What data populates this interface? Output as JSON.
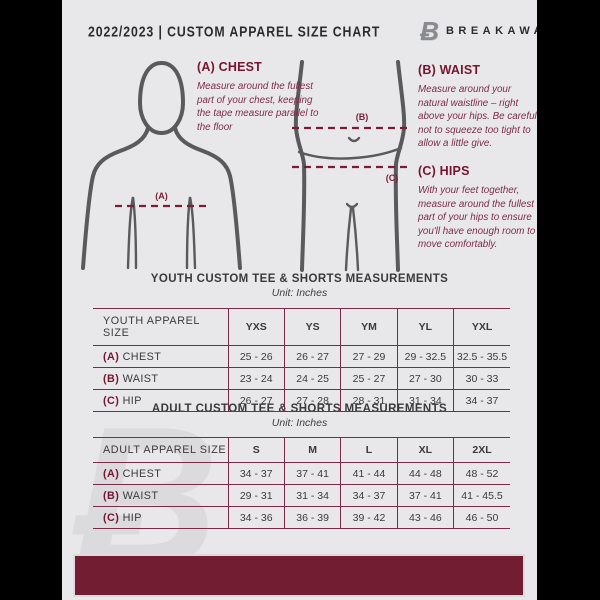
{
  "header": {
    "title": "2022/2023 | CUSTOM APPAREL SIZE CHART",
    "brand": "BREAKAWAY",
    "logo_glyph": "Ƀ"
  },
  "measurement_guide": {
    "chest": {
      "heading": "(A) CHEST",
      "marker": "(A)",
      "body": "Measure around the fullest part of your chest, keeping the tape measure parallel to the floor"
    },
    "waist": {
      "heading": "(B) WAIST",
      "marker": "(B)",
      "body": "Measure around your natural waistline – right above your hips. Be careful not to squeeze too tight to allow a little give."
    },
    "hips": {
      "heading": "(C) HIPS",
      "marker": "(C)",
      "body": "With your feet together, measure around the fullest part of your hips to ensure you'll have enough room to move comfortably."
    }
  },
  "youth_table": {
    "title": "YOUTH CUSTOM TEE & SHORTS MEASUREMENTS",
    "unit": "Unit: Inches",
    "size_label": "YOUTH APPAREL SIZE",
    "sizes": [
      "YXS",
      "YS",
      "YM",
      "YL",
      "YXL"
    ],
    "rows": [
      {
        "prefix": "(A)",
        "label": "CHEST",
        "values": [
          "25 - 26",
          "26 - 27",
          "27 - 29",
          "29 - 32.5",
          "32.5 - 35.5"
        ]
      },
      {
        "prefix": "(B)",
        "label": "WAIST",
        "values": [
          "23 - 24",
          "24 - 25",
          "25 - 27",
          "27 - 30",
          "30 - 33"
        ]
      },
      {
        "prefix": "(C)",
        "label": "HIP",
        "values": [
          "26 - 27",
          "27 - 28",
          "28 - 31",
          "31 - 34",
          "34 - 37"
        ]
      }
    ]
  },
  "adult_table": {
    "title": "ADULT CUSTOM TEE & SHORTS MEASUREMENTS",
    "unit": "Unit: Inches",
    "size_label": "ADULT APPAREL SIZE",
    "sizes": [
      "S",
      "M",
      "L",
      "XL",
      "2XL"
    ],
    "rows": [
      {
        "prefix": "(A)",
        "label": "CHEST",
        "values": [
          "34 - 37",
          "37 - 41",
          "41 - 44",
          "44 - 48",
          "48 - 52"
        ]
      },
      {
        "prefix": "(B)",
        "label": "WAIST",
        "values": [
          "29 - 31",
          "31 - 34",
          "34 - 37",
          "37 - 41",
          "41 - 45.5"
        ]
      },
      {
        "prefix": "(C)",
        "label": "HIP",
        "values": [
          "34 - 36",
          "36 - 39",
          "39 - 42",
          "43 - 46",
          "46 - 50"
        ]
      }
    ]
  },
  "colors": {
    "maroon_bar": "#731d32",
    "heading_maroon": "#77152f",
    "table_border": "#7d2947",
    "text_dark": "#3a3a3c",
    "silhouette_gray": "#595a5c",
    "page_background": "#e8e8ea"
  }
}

Written problem: Where a line in the entries holds "part", copy that line.

Output:
      "body": "Measure around the fullest part of your chest, keeping the tape measure parallel to the floor"
      "body": "With your feet together, measure around the fullest part of your hips to ensure you'll have enough room to move comfortably."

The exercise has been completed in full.